* **Task instructions**
Count, in the entries below, the lines in which "mantiene" occurs. Give the number, nothing more.

----- Raw records -----

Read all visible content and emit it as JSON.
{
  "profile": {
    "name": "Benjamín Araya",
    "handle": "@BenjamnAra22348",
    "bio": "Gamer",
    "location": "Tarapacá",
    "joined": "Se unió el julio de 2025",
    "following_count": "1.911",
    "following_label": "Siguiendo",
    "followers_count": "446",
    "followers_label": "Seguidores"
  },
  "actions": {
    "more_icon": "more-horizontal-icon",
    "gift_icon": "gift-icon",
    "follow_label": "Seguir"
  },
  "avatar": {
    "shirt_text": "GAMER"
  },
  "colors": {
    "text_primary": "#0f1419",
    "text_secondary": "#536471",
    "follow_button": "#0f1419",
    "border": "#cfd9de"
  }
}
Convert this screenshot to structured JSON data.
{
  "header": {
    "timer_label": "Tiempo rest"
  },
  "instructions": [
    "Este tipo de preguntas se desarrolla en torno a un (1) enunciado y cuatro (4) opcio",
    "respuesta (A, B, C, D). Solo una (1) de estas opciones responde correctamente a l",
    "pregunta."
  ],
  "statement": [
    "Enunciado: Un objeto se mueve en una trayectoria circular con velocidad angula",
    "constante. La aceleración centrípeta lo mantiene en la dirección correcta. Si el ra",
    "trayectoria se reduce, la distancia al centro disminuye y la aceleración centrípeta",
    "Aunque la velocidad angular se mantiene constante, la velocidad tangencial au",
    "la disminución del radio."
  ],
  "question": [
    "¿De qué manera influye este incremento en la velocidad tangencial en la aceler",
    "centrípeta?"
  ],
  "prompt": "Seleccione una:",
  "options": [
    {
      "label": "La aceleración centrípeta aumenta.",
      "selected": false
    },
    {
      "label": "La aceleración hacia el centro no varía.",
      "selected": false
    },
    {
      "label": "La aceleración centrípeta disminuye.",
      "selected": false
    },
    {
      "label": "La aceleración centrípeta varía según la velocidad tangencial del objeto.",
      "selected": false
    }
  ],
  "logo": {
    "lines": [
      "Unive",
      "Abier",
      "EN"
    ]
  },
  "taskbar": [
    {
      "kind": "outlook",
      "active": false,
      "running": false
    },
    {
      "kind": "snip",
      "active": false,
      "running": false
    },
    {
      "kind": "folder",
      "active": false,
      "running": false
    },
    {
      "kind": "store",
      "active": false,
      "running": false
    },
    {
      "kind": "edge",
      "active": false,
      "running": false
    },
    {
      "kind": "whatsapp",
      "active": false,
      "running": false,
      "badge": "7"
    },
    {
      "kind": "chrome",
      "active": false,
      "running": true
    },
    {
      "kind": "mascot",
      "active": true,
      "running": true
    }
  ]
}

-----

* **Reply**
2